Verilen metin:
----
Bu soruyu sorma zamanı artık geldi.
“Bunca kadın, bunca erkek, genç yaşlı…Bu kadar kötü bir adama ve partisine neden bu kadar oy verdi?”
Ben bu soruyu 50 yıl önce, Paris’in Saint Germain semtindeki Saint Guillome sokağında, Siyasal Bilgiler Fakültesi kütüphanesinde kendi kendime sormuştum.
Önümde Hannah Arendt’in kitapları duruyordu.
Kafamda ise onun ortaya attığı bir kavram:
“Kötülüğün sıradanlaşması…”
Tanrım Goethe’yi çıkaran bir halk nasıl Hitler’e oy verir
Almanya gibi Goethe’yi, Hegel’i, Marx’ı, Bach’ı, Beethoven’ı,
Thomas Mann’ı çıkaran bir ülkenin insanı nasıl olur da Nazi
Partisini ve onun başındaki gaddar ve acımasız bir diktatörü onca
yıl desteklemişti…
Bir de şunu sormuştum:
O günlerde Hitler’i destekleyen 20-30-40 yaşındaki insanlar aradan 70-80 yıl geçince bu canavarlar çetesi hakkında ne düşünecektir?
O gün sorduğum sorunun cevabını geçen hafta aldım.
Bugün hâlâ hayatta olan eski Naziler bugün ne diyor?
Bu haftanın belgeseli banko Netflix’e konan “Son Hesap”(Final
Account) adlı film oldu.
Aslında 2021 yılının filmi ama Netflix’e 2023 Mart’ında kondu. 18 ay yayında kalacak.
Keşke okullarda ders olarak gösterilen bir belgesel olsaydı dediğim türden bir film.
----
Verilen görev 1: Verilen metni hiçbir değişiklik yapmadan baştan sona yeniden yazın.
----
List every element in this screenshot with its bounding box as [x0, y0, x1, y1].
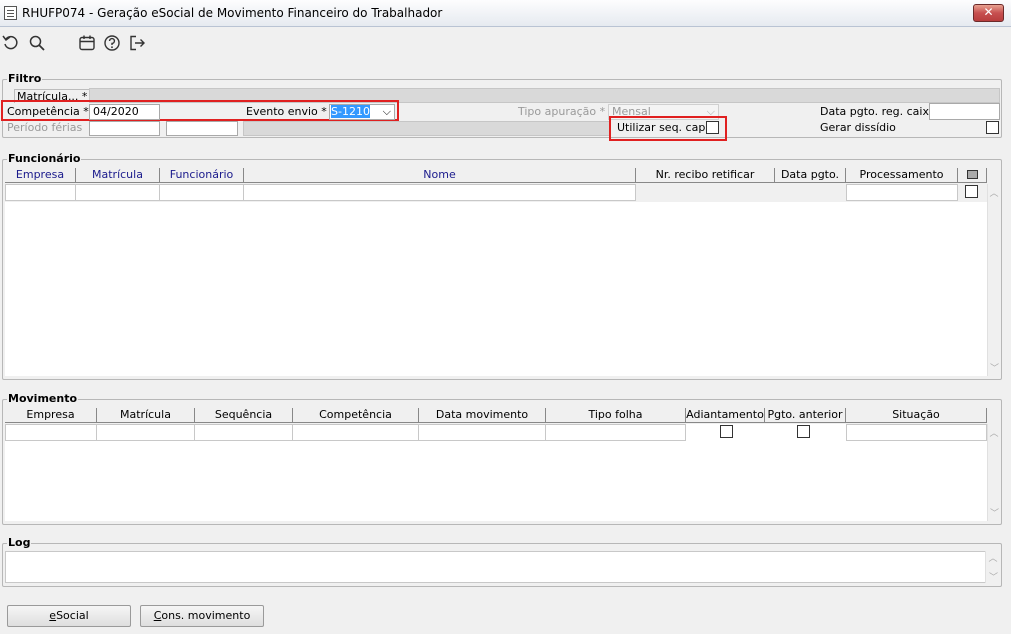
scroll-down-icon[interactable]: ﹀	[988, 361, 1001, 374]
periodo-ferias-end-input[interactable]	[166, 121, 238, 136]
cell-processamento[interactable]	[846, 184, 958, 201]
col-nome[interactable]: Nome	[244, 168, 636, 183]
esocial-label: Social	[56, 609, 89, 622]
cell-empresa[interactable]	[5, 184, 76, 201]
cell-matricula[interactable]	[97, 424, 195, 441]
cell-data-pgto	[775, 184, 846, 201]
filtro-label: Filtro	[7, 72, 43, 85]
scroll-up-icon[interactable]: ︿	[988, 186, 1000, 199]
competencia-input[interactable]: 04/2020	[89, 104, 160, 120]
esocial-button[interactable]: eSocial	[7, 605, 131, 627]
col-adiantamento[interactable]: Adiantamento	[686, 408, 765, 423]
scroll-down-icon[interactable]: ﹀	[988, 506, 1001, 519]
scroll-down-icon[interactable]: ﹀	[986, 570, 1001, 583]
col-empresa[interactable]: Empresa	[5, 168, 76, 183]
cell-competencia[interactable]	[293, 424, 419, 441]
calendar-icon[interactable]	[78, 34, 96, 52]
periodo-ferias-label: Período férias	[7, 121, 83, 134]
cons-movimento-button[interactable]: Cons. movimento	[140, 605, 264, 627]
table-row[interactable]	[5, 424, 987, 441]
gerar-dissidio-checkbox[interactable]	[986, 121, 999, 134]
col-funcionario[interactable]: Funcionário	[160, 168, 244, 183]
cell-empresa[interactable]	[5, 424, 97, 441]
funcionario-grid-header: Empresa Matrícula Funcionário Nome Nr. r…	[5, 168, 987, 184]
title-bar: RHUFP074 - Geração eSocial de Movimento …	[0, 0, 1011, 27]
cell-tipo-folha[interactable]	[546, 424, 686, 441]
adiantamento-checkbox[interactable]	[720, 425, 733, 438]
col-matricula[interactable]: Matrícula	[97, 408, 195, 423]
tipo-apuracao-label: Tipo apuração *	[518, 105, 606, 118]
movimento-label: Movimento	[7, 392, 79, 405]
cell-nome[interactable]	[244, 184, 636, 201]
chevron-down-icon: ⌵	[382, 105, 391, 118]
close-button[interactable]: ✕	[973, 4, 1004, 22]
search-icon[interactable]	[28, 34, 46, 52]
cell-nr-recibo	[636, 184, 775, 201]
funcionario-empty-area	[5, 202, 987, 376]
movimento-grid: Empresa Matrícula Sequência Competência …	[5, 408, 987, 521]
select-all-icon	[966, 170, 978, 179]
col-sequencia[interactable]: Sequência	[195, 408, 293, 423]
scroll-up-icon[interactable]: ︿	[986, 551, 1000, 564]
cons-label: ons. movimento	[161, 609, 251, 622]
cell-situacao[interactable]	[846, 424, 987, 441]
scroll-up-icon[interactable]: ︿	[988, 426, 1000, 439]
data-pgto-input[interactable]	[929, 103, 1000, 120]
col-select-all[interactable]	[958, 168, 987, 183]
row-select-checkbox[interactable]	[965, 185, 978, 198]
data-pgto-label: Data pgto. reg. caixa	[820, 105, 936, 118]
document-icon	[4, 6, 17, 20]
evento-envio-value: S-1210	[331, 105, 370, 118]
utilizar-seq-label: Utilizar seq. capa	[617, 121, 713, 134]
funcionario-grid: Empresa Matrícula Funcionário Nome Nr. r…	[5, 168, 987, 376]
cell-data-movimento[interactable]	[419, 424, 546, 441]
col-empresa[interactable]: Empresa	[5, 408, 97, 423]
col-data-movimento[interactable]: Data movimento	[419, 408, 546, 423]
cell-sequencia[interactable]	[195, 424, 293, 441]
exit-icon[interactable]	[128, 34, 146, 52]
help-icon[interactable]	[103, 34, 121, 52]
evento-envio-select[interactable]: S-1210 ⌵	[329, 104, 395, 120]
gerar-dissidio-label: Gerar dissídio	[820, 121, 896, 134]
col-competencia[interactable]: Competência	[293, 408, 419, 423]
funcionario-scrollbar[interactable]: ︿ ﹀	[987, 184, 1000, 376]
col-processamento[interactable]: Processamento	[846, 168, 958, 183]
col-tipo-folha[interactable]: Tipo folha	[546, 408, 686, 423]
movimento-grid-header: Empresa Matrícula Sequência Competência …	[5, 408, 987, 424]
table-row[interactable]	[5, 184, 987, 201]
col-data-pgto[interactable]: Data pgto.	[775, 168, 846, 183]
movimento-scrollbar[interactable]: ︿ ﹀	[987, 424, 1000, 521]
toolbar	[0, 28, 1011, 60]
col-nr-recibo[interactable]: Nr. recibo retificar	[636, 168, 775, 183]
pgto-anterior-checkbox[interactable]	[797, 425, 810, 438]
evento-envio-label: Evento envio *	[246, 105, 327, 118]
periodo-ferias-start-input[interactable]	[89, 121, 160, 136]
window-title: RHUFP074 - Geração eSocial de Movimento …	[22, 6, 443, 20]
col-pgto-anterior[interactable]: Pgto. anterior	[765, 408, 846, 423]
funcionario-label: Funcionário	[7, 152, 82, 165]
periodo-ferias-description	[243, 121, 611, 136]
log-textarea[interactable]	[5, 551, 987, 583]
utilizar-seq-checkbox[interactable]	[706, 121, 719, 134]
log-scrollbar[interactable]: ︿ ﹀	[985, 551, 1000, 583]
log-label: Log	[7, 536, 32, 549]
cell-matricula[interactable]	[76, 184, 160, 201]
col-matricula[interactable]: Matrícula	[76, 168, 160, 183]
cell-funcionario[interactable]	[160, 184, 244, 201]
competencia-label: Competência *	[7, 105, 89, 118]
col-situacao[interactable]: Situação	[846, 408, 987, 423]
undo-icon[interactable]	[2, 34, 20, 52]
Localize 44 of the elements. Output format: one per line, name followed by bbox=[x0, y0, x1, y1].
----
Verilen görev 2: Listelemede "361, 1001, 374]" ifadesini içeren satırdan başlayıp "title-bar: RHUFP074 - Geração" ifadesini içeren satıra kadar giden satırları, iki uç da dahil olmak üzere, her satıra bir dize düşecek biçimde bir JSON listesi olarak düzenleyin. Boş satırları almayın.

Çıktı 1:
Bu soruyu sorma zamanı artık geldi.
“Bunca kadın, bunca erkek, genç yaşlı…Bu kadar kötü bir adama ve partisine neden bu kadar oy verdi?”
Ben bu soruyu 50 yıl önce, Paris’in Saint Germain semtindeki Saint Guillome sokağında, Siyasal Bilgiler Fakültesi kütüphanesinde kendi kendime sormuştum.
Önümde Hannah Arendt’in kitapları duruyordu.
Kafamda ise onun ortaya attığı bir kavram:
“Kötülüğün sıradanlaşması…”
Tanrım Goethe’yi çıkaran bir halk nasıl Hitler’e oy verir
Almanya gibi Goethe’yi, Hegel’i, Marx’ı, Bach’ı, Beethoven’ı,
Thomas Mann’ı çıkaran bir ülkenin insanı nasıl olur da Nazi
Partisini ve onun başındaki gaddar ve acımasız bir diktatörü onca
yıl desteklemişti…
Bir de şunu sormuştum:
O günlerde Hitler’i destekleyen 20-30-40 yaşındaki insanlar aradan 70-80 yıl geçince bu canavarlar çetesi hakkında ne düşünecektir?
O gün sorduğum sorunun cevabını geçen hafta aldım.
Bugün hâlâ hayatta olan eski Naziler bugün ne diyor?
Bu haftanın belgeseli banko Netflix’e konan “Son Hesap”(Final
Account) adlı film oldu.
Aslında 2021 yılının filmi ama Netflix’e 2023 Mart’ında kondu. 18 ay yayında kalacak.
Keşke okullarda ders olarak gösterilen bir belgesel olsaydı dediğim türden bir film.

Çıktı 2:
[
  "scroll-down-icon[interactable]: ﹀\t[988, 361, 1001, 374]",
  "periodo-ferias-end-input[interactable]\t[166, 121, 238, 136]",
  "cell-processamento[interactable]\t[846, 184, 958, 201]",
  "col-nome[interactable]: Nome\t[244, 168, 636, 183]",
  "esocial-label: Social\t[56, 609, 89, 622]",
  "cell-empresa[interactable]\t[5, 184, 76, 201]",
  "cell-matricula[interactable]\t[97, 424, 195, 441]",
  "cell-data-pgto\t[775, 184, 846, 201]",
  "filtro-label: Filtro\t[7, 72, 43, 85]",
  "scroll-up-icon[interactable]: ︿\t[988, 186, 1000, 199]",
  "competencia-input[interactable]: 04/2020\t[89, 104, 160, 120]",
  "esocial-button[interactable]: eSocial\t[7, 605, 131, 627]",
  "col-adiantamento[interactable]: Adiantamento\t[686, 408, 765, 423]",
  "scroll-down-icon[interactable]: ﹀\t[988, 506, 1001, 519]",
  "scroll-down-icon[interactable]: ﹀\t[986, 570, 1001, 583]",
  "col-empresa[interactable]: Empresa\t[5, 168, 76, 183]",
  "cell-competencia[interactable]\t[293, 424, 419, 441]",
  "calendar-icon[interactable]\t[78, 34, 96, 52]",
  "periodo-ferias-label: Período férias\t[7, 121, 83, 134]",
  "cons-movimento-button[interactable]: Cons. movimento\t[140, 605, 264, 627]",
  "table-row[interactable]\t[5, 424, 987, 441]",
  "gerar-dissidio-checkbox[interactable]\t[986, 121, 999, 134]",
  "col-funcionario[interactable]: Funcionário\t[160, 168, 244, 183]",
  "cell-empresa[interactable]\t[5, 424, 97, 441]",
  "funcionario-grid-header: Empresa Matrícula Funcionário Nome Nr. r…\t[5, 168, 987, 184]",
  "title-bar: RHUFP074 - Geração eSocial de Movimento …\t[0, 0, 1011, 27]"
]